Records supplied:
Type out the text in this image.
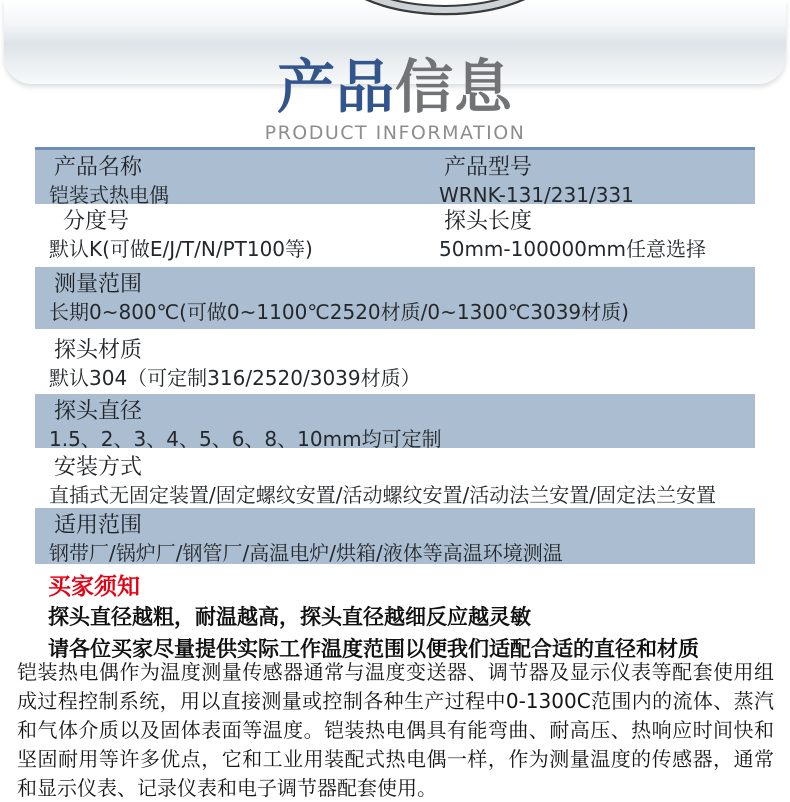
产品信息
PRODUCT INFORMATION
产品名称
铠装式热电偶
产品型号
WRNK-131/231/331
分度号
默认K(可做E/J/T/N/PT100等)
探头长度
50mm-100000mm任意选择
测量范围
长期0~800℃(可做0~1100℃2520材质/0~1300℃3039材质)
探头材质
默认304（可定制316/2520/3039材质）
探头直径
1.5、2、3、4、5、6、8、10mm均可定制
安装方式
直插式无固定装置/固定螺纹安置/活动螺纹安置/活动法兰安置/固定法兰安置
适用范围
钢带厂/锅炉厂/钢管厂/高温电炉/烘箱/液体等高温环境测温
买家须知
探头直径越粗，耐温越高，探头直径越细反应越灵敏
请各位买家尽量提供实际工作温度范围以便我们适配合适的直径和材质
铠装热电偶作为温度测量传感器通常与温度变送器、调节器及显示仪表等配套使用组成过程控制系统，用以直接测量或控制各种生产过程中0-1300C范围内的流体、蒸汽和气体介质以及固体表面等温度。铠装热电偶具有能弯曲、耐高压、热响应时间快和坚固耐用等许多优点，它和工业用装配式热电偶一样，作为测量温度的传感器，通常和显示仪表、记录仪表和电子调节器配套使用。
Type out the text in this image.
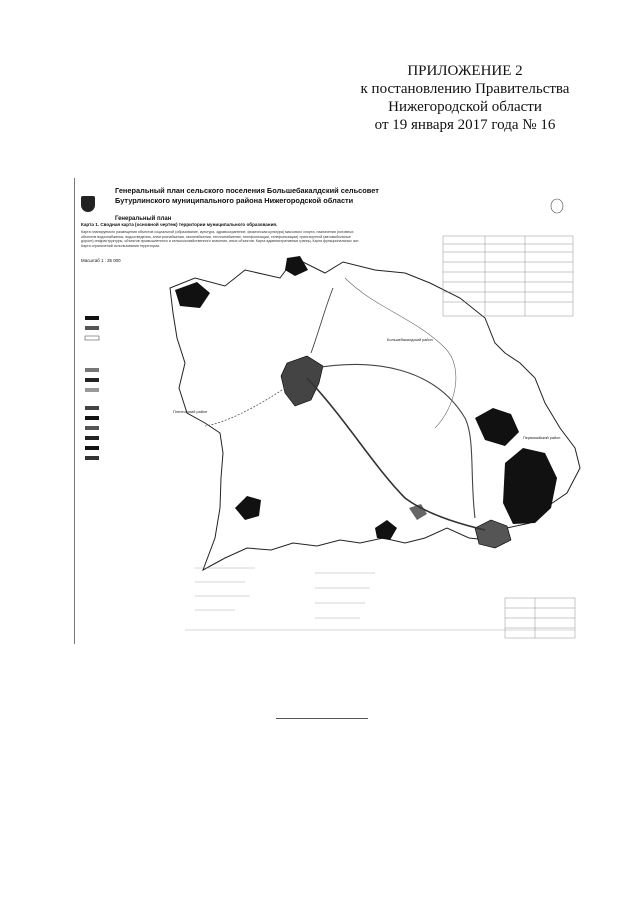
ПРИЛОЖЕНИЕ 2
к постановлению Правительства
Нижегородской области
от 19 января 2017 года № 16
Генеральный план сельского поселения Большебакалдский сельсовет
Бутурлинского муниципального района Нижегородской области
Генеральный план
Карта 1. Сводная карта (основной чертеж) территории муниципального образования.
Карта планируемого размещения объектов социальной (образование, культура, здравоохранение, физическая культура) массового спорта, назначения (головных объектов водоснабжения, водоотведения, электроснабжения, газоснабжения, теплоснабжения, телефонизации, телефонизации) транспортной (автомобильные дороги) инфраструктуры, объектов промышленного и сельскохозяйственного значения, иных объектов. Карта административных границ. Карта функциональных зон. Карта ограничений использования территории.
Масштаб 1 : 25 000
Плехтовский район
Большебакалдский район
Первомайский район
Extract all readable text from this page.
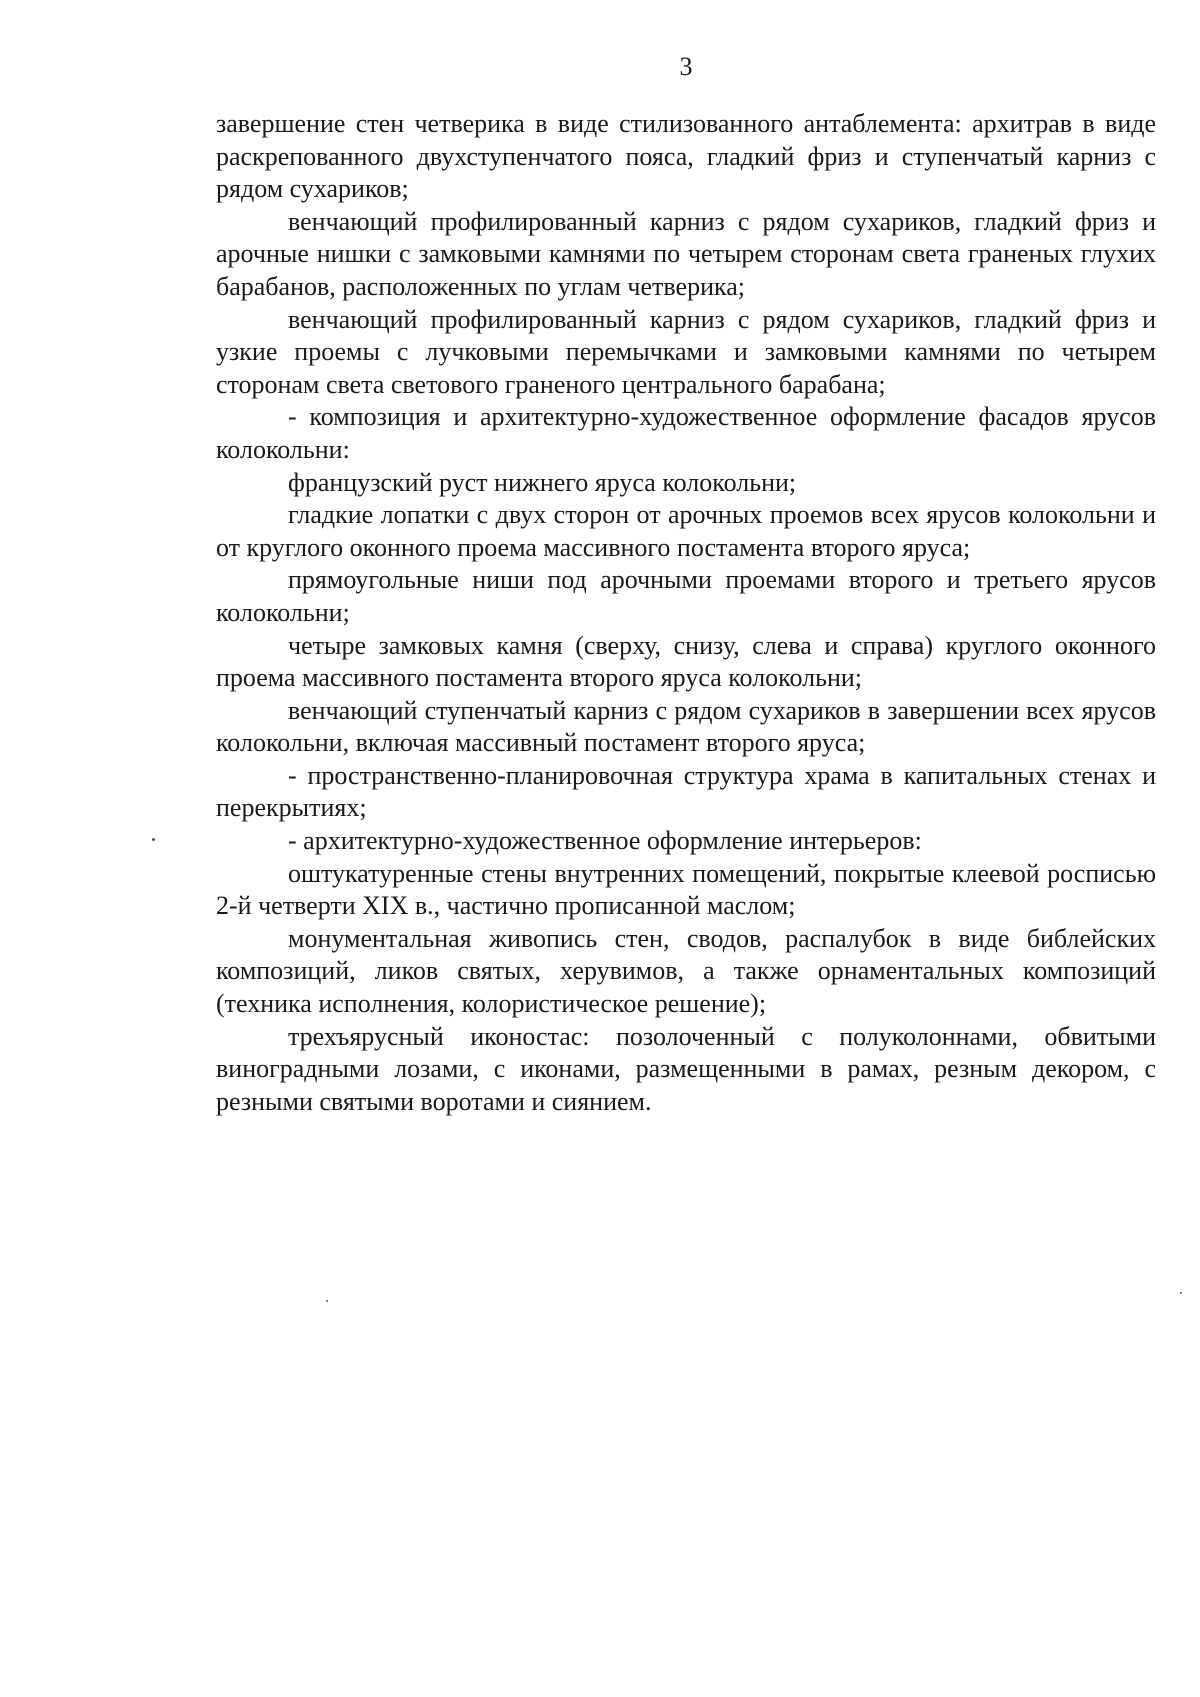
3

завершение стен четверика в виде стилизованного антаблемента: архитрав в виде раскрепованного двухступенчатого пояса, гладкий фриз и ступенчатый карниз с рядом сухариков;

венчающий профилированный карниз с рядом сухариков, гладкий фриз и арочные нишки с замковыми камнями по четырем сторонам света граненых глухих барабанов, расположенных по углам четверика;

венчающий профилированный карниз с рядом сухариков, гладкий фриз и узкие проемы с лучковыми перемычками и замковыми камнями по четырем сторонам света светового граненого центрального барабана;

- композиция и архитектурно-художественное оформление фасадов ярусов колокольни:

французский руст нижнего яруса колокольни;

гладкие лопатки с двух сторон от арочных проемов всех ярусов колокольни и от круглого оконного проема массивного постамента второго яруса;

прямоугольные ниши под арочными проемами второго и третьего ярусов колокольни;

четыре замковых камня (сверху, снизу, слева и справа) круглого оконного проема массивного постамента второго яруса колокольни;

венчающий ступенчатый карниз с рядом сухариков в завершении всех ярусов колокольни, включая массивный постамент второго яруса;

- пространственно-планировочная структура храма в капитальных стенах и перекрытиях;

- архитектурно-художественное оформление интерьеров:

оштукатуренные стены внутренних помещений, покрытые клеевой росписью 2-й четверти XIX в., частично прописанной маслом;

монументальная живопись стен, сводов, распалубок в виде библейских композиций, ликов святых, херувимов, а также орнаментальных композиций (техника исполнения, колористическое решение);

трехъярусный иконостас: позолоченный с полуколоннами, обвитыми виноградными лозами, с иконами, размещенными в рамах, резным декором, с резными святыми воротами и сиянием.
...
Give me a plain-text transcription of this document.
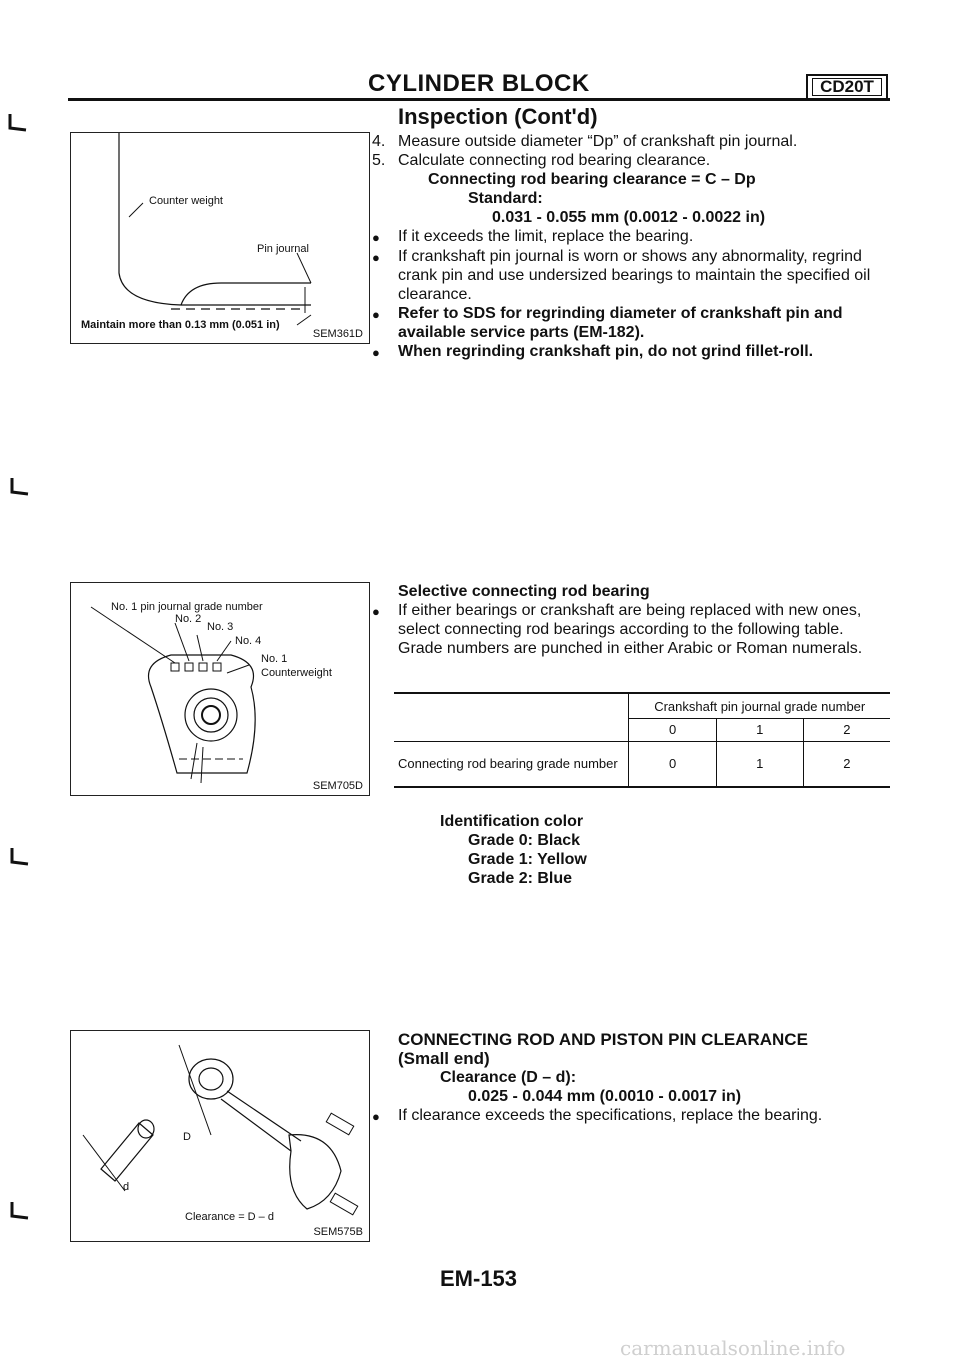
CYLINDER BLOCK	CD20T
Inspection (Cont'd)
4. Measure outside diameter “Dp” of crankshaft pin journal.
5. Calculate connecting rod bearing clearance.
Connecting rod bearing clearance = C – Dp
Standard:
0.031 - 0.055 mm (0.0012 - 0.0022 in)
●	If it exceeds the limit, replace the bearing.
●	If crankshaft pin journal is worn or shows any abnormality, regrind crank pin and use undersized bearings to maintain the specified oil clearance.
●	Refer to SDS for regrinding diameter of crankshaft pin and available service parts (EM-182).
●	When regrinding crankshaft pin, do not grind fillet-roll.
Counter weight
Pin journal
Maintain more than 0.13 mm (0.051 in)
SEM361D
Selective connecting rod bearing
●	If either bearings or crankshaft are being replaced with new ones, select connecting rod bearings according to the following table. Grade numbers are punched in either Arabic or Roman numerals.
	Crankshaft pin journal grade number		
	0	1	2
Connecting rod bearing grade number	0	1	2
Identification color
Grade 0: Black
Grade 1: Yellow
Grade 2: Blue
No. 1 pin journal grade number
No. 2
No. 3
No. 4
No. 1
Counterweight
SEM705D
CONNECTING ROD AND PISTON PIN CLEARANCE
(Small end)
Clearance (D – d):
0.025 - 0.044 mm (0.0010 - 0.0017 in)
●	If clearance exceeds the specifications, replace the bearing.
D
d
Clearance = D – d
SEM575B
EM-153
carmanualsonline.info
---
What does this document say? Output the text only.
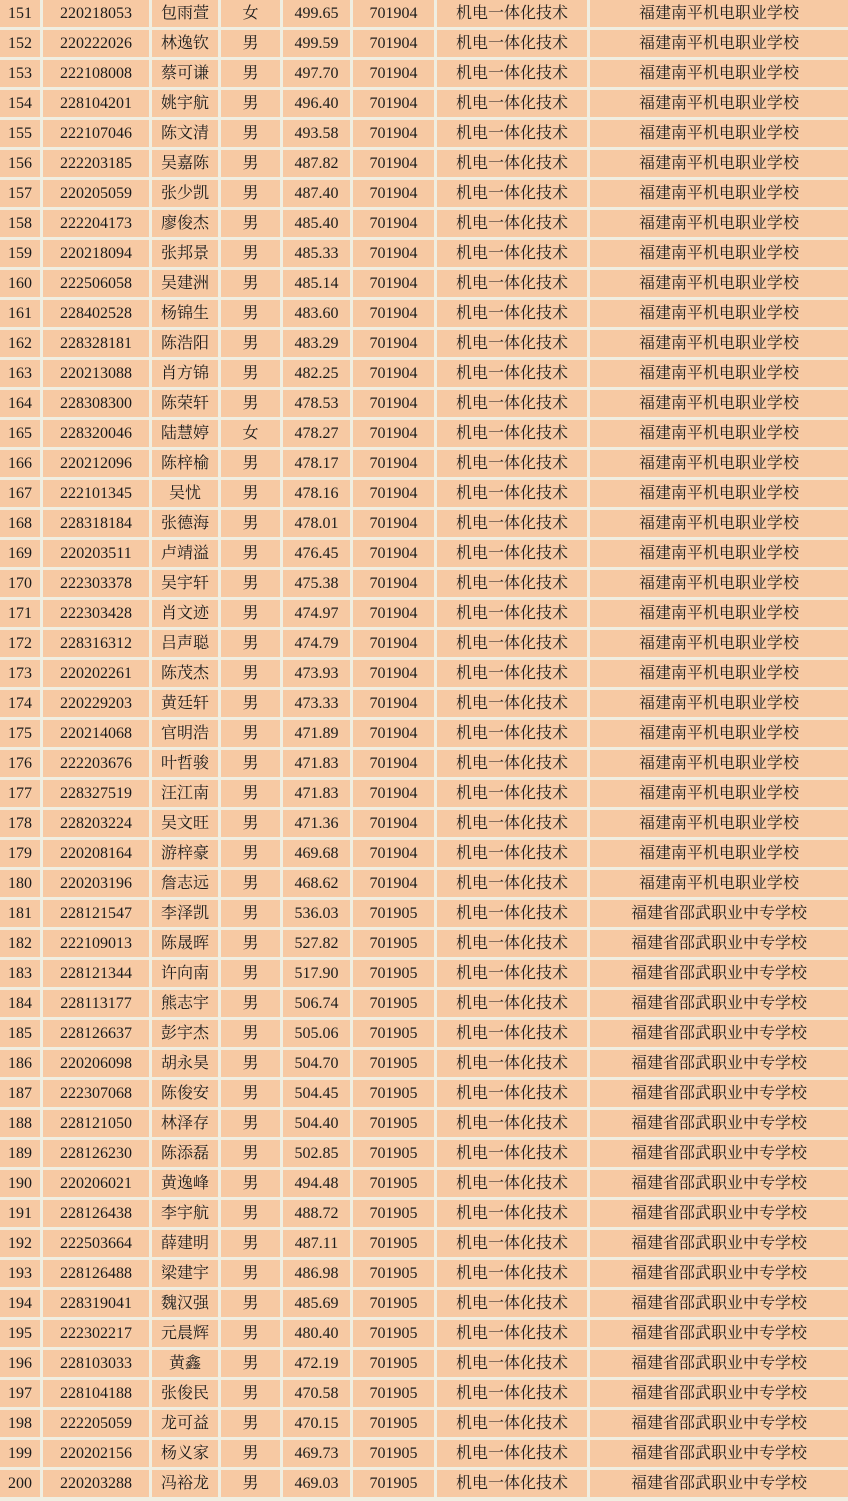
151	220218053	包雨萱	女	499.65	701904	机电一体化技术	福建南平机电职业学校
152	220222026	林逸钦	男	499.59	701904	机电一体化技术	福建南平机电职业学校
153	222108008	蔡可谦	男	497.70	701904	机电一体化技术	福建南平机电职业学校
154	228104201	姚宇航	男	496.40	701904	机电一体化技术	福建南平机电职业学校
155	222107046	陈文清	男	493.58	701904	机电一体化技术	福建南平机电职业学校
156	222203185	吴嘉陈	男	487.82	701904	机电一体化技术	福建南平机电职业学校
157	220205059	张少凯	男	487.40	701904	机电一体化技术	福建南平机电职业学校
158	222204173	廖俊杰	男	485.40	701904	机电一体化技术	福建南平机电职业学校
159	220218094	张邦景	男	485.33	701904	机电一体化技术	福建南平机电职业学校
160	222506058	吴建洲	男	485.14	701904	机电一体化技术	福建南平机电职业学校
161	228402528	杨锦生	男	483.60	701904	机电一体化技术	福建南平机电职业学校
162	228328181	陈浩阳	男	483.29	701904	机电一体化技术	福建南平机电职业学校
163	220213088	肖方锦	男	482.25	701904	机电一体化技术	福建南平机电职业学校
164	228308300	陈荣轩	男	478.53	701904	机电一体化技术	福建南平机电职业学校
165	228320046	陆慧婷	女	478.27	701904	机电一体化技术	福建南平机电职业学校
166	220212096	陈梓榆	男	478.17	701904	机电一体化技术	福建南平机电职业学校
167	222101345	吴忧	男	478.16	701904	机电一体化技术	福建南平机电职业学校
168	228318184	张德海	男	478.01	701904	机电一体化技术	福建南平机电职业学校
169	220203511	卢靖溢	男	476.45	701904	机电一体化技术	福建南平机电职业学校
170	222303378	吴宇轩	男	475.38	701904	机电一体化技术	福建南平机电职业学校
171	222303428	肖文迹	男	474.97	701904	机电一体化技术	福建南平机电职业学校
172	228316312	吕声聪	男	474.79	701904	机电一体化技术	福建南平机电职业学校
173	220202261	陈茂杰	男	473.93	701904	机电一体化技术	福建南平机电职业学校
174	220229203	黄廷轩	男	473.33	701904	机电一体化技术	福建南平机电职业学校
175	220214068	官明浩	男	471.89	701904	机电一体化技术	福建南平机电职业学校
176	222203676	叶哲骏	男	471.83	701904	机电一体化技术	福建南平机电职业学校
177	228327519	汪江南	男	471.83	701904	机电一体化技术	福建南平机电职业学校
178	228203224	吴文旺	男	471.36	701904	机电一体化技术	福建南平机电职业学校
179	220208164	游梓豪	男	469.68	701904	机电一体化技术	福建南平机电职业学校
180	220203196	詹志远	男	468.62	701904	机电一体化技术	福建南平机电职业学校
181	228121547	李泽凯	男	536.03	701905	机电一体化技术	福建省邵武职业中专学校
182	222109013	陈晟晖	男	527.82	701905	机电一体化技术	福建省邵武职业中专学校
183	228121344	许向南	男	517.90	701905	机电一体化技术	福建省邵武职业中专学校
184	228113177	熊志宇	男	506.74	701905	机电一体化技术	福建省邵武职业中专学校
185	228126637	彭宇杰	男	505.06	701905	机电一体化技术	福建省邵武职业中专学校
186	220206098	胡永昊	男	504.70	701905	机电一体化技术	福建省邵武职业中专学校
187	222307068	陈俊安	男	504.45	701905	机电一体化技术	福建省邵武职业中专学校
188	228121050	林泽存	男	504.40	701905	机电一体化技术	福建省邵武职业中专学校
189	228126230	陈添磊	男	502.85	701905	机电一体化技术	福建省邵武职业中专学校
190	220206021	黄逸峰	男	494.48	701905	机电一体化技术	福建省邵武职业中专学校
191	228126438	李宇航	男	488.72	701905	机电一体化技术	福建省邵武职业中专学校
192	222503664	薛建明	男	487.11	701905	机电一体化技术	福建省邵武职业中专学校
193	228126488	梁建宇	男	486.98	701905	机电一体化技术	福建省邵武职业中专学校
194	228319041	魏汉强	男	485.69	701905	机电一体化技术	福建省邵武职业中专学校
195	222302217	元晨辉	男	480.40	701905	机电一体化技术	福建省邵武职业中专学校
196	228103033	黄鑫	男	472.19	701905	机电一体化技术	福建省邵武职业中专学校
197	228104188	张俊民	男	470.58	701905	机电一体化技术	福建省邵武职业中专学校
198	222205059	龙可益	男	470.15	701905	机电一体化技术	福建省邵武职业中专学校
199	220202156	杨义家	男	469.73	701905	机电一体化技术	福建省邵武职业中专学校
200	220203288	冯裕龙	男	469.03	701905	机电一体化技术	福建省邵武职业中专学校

What you will do: Track down every line of the material containing the string "document", and copy it.

Solution:
Give me a plain-text transcription of this document.
What does this document say? Output the text only.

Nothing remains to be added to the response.